> **Exercise details**
Read the listing and extract each line that includes the word "expected".

> **Records shown**
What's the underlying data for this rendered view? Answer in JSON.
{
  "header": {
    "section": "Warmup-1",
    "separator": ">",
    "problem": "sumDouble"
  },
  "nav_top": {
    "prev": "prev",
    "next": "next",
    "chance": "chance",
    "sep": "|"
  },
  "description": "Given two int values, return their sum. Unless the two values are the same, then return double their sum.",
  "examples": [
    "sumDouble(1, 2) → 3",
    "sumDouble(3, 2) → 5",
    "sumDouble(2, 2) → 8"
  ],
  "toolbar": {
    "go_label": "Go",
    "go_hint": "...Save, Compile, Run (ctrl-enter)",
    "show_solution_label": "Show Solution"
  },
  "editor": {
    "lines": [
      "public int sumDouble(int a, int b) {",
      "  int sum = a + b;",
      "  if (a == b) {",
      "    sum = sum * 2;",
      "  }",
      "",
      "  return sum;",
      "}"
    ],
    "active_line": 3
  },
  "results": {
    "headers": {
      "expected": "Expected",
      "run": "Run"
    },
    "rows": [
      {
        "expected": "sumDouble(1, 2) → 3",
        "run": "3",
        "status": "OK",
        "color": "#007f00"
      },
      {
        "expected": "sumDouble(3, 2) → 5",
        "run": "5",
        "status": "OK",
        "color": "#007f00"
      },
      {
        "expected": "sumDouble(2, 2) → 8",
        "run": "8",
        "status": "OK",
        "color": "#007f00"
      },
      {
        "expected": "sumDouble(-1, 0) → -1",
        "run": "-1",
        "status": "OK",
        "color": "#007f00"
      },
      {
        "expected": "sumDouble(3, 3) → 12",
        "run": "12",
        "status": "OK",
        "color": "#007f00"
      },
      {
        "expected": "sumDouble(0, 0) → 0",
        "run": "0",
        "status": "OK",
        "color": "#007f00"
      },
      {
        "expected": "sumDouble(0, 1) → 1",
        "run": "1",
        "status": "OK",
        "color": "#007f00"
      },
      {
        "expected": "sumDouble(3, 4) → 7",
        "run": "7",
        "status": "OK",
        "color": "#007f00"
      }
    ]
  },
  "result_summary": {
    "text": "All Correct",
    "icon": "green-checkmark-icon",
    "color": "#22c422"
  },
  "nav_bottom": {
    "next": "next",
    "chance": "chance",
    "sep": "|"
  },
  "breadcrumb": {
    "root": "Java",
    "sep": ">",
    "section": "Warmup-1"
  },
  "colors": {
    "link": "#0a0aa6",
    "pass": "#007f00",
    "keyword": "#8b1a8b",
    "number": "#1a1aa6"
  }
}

> **Full solution**
      "expected": "Expected",
        "expected": "sumDouble(1, 2) → 3",
        "expected": "sumDouble(3, 2) → 5",
        "expected": "sumDouble(2, 2) → 8",
        "expected": "sumDouble(-1, 0) → -1",
        "expected": "sumDouble(3, 3) → 12",
        "expected": "sumDouble(0, 0) → 0",
        "expected": "sumDouble(0, 1) → 1",
        "expected": "sumDouble(3, 4) → 7",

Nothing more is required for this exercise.